## Set problem:
Pull out all lines from the listing below in which the word "JSON" appears.

---- Supplied information

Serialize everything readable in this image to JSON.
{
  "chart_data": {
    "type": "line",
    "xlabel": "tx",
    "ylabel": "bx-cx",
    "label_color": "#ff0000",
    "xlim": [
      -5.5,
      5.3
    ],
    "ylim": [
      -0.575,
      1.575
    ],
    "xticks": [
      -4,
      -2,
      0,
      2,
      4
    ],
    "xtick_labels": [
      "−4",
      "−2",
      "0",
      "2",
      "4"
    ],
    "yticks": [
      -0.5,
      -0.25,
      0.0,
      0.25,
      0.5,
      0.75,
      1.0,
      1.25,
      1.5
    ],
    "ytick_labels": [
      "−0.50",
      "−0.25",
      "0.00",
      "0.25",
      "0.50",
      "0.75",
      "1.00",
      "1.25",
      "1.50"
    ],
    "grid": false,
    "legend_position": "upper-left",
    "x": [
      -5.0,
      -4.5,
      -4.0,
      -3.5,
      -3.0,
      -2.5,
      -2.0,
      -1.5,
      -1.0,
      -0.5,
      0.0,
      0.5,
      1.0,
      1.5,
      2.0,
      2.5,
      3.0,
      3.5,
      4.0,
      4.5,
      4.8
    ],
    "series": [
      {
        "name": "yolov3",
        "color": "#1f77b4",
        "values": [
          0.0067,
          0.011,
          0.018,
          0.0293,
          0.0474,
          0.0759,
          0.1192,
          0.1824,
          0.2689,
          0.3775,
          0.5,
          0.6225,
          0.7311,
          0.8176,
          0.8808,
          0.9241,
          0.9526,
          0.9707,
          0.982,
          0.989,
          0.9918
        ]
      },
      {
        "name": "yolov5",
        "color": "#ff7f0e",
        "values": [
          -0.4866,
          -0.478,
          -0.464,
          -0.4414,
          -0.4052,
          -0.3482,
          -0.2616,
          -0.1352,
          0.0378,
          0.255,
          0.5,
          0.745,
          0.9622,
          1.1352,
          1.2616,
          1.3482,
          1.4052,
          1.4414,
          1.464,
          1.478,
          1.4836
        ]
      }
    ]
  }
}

--------
---- Supplied information

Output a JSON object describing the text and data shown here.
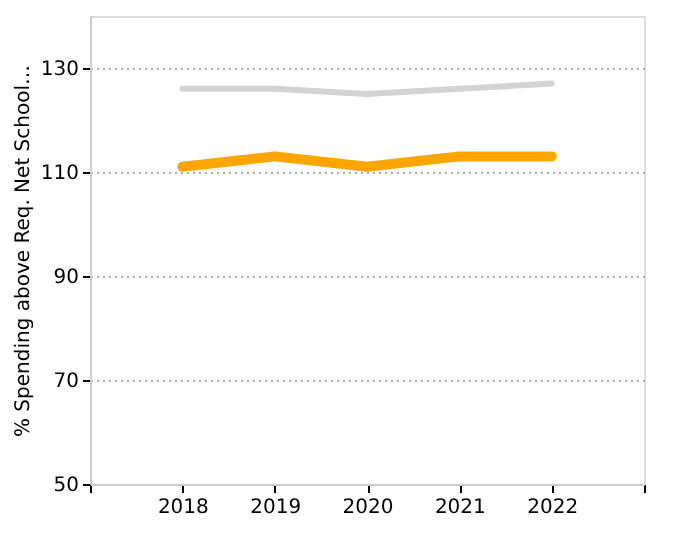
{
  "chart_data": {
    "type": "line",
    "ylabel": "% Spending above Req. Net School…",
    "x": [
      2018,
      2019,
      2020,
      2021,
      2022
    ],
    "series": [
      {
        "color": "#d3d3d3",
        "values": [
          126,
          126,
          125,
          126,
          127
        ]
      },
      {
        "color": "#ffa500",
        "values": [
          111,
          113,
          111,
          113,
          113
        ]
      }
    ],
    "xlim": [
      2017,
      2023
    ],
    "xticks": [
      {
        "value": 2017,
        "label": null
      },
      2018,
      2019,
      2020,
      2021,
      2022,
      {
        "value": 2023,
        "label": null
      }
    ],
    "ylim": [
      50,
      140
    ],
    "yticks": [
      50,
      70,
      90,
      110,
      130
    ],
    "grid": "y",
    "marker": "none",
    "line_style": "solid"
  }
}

--------

## The answer:
Serialize everything readable in this image to JSON.
Output a JSON object describing the text and data shown here.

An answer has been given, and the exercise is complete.